• **Exercise instructions**: Where a line in the listing contains the string "content", copy that line out.

— start Dataset extract —

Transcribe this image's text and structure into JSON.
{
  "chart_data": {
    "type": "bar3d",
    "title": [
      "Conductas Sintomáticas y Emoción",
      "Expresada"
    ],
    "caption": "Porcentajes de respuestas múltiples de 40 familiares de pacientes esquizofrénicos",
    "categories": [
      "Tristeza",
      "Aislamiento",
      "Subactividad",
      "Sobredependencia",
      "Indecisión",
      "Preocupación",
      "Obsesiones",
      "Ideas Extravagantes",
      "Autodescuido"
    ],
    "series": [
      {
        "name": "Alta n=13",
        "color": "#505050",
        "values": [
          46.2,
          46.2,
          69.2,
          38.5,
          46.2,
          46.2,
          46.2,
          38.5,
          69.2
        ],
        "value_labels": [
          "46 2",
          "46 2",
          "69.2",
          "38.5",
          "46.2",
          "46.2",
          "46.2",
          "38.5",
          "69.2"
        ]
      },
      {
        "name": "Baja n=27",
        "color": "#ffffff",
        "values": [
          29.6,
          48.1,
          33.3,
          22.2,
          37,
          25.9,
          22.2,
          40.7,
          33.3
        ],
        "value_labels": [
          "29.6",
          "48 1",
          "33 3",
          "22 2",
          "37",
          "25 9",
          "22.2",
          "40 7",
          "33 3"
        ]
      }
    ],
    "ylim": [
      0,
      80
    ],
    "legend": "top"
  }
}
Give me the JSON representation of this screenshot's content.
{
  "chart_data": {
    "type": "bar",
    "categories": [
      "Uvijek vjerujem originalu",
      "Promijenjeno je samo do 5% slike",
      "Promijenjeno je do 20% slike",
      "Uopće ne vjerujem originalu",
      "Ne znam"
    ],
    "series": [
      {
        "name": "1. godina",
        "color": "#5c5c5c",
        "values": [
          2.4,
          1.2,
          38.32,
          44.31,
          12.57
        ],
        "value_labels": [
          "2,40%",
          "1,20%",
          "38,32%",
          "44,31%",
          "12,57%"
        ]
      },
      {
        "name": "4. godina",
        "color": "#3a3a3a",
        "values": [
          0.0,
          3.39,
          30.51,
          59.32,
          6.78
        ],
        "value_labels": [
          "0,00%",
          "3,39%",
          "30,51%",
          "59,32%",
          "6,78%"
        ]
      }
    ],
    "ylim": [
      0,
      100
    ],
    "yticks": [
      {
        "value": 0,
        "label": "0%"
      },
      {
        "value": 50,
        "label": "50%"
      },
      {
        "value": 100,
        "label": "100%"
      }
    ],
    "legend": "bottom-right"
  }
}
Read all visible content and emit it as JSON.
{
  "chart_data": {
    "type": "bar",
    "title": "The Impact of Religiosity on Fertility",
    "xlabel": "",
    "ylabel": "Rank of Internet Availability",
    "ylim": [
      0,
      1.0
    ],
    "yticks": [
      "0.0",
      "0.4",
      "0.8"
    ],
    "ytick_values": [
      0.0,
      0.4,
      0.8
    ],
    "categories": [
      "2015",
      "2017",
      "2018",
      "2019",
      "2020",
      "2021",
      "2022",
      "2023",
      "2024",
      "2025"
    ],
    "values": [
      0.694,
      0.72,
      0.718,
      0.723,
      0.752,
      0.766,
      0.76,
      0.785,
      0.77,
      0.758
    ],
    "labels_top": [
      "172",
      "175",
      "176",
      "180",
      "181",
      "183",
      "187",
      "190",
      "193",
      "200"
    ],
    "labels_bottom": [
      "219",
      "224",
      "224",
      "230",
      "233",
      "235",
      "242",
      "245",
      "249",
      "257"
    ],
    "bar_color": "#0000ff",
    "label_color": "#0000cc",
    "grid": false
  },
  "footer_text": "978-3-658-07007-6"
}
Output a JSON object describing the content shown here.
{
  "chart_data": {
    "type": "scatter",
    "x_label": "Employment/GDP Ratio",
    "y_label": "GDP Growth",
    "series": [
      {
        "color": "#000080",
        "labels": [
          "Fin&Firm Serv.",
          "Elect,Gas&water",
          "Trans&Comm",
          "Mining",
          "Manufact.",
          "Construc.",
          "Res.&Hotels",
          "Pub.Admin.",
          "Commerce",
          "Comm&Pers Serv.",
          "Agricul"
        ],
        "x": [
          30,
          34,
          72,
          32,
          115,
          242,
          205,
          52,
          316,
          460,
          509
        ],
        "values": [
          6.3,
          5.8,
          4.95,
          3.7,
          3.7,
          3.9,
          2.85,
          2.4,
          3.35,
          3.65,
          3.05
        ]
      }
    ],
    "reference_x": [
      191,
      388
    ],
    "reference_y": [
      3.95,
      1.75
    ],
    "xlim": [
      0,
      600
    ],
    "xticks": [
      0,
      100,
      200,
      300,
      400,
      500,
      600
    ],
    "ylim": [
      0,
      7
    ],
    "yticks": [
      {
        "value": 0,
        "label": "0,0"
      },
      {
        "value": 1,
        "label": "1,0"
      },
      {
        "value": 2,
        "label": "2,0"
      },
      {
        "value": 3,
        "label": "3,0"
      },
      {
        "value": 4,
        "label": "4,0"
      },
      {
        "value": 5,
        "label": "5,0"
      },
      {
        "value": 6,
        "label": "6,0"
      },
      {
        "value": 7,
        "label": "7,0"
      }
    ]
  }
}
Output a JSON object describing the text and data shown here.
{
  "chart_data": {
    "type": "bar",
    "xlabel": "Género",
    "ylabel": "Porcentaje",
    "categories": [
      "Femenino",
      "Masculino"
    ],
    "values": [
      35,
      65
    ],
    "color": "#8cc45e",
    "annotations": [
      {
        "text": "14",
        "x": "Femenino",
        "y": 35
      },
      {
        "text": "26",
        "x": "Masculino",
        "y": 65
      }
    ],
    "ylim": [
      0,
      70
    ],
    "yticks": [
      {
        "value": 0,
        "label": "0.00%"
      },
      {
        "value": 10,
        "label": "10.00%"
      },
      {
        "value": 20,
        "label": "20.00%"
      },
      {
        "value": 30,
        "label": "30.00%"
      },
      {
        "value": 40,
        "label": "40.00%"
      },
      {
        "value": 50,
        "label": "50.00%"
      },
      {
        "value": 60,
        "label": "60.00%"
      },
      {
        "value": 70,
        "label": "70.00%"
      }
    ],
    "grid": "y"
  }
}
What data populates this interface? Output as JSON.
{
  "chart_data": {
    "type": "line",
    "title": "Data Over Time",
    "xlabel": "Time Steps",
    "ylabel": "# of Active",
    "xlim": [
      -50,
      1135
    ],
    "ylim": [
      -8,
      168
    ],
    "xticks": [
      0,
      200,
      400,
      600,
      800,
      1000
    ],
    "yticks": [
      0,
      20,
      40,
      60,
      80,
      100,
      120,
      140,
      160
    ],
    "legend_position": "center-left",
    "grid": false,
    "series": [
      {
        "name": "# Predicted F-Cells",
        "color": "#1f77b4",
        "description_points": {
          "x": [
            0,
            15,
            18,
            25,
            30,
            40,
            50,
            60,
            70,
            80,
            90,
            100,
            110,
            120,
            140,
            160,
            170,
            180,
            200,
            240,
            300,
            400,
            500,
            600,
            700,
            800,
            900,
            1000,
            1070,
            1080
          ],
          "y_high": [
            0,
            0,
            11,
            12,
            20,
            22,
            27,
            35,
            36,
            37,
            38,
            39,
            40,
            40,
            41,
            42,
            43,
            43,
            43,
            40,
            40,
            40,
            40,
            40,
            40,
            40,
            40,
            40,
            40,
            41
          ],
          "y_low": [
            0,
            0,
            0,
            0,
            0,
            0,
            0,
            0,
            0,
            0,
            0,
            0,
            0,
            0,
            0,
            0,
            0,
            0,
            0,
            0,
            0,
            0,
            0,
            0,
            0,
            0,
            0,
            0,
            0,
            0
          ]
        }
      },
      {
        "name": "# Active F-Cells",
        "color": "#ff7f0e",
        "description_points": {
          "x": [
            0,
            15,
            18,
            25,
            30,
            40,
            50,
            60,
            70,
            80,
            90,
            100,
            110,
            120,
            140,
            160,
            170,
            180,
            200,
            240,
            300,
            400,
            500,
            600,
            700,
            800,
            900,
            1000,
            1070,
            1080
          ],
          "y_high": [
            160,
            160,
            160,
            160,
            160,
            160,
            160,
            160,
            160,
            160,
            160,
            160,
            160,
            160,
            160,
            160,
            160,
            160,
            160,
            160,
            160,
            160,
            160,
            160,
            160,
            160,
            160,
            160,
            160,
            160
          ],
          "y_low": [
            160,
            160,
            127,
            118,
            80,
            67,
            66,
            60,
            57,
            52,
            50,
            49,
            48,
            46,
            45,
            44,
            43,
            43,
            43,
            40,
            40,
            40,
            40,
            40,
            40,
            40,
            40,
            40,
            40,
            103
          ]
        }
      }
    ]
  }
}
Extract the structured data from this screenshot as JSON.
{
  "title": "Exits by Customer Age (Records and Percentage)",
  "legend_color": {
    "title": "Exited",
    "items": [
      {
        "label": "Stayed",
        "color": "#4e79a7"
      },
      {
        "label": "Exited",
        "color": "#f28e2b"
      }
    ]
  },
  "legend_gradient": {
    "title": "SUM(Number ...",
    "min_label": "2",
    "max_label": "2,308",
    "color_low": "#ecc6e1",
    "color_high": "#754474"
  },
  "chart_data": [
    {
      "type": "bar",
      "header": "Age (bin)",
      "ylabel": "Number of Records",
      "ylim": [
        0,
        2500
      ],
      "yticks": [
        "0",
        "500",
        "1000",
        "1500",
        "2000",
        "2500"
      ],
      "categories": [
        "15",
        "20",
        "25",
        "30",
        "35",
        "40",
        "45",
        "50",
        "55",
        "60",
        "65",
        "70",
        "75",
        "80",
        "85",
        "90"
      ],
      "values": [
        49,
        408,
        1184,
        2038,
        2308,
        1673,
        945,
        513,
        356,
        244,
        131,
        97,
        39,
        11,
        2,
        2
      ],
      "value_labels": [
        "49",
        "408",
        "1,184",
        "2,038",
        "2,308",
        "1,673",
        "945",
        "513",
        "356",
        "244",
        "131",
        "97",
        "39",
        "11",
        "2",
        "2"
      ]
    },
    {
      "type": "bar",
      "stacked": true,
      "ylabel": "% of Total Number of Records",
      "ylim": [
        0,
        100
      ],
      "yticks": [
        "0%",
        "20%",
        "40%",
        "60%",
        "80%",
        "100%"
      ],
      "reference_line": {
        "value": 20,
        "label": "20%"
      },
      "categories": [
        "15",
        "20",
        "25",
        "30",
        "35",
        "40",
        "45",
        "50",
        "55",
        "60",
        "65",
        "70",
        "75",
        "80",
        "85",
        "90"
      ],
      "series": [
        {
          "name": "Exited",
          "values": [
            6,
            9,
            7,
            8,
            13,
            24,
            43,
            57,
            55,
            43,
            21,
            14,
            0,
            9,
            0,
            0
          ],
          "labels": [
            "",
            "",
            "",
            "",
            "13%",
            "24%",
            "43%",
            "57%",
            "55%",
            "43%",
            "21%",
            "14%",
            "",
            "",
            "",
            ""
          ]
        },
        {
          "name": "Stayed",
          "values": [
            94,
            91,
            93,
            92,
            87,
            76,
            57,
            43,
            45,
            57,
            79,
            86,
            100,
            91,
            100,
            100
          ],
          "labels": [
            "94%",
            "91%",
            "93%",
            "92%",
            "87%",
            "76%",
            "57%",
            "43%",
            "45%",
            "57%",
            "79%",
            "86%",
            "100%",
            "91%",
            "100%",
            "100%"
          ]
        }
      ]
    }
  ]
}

— end Dataset extract —

• **Solved problem**:
Give me the JSON representation of this screenshot's content.
Read all visible content and emit it as JSON.
Output a JSON object describing the content shown here.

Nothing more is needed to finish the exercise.